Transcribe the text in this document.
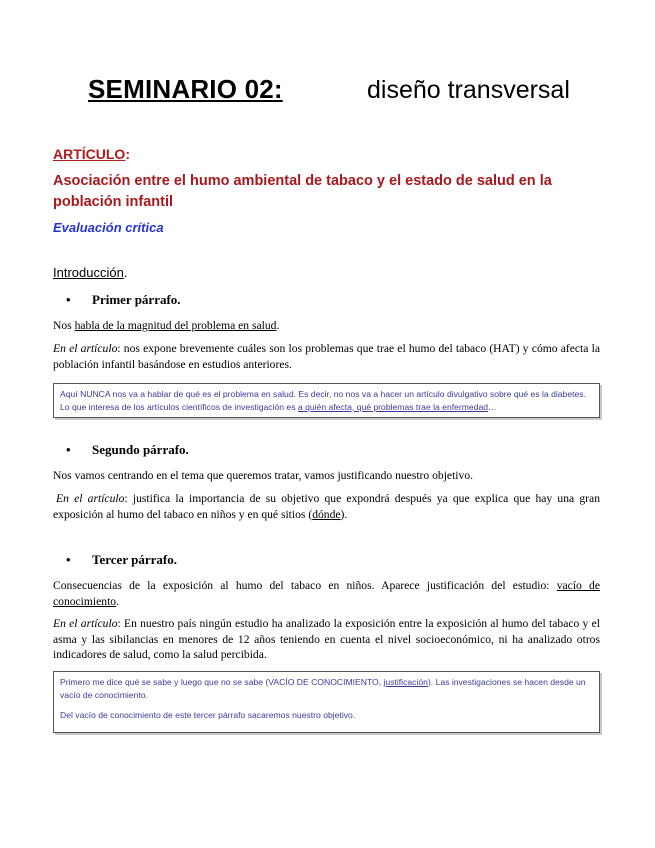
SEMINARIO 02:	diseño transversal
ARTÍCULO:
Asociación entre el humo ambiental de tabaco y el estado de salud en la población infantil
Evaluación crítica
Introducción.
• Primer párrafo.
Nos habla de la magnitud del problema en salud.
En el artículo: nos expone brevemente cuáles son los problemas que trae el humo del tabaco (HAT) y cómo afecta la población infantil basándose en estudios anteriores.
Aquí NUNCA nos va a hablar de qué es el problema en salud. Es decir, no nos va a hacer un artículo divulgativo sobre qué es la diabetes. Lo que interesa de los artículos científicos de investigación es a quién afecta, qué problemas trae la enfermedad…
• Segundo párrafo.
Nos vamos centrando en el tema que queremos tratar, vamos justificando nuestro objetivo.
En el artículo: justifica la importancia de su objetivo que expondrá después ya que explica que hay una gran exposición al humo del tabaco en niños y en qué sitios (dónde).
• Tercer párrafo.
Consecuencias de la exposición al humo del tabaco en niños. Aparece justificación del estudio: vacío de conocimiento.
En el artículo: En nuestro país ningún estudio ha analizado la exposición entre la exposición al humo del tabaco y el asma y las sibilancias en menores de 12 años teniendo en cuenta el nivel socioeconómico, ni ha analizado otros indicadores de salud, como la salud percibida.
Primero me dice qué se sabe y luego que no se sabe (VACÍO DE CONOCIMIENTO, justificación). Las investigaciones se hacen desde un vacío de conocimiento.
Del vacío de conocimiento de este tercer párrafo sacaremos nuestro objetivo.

※

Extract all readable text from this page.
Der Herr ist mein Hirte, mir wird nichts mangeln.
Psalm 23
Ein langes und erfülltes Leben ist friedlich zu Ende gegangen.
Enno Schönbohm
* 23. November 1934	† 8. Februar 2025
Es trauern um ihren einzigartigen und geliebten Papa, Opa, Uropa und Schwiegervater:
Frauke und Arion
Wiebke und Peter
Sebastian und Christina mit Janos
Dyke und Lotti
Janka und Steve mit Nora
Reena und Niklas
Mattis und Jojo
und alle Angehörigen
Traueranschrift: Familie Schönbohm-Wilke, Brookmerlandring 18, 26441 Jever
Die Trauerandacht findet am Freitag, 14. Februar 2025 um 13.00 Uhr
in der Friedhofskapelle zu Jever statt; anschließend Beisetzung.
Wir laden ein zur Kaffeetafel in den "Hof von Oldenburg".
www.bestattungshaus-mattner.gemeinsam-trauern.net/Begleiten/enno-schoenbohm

※

*TO DO:*
Show all lines from the records above where the word "nuestro" occurs.

*THE COMPLETED TASK:*
Nos vamos centrando en el tema que queremos tratar, vamos justificando nuestro objetivo.
En el artículo: En nuestro país ningún estudio ha analizado la exposición entre la exposición al humo del tabaco y el asma y las sibilancias en menores de 12 años teniendo en cuenta el nivel socioeconómico, ni ha analizado otros indicadores de salud, como la salud percibida.
Del vacío de conocimiento de este tercer párrafo sacaremos nuestro objetivo.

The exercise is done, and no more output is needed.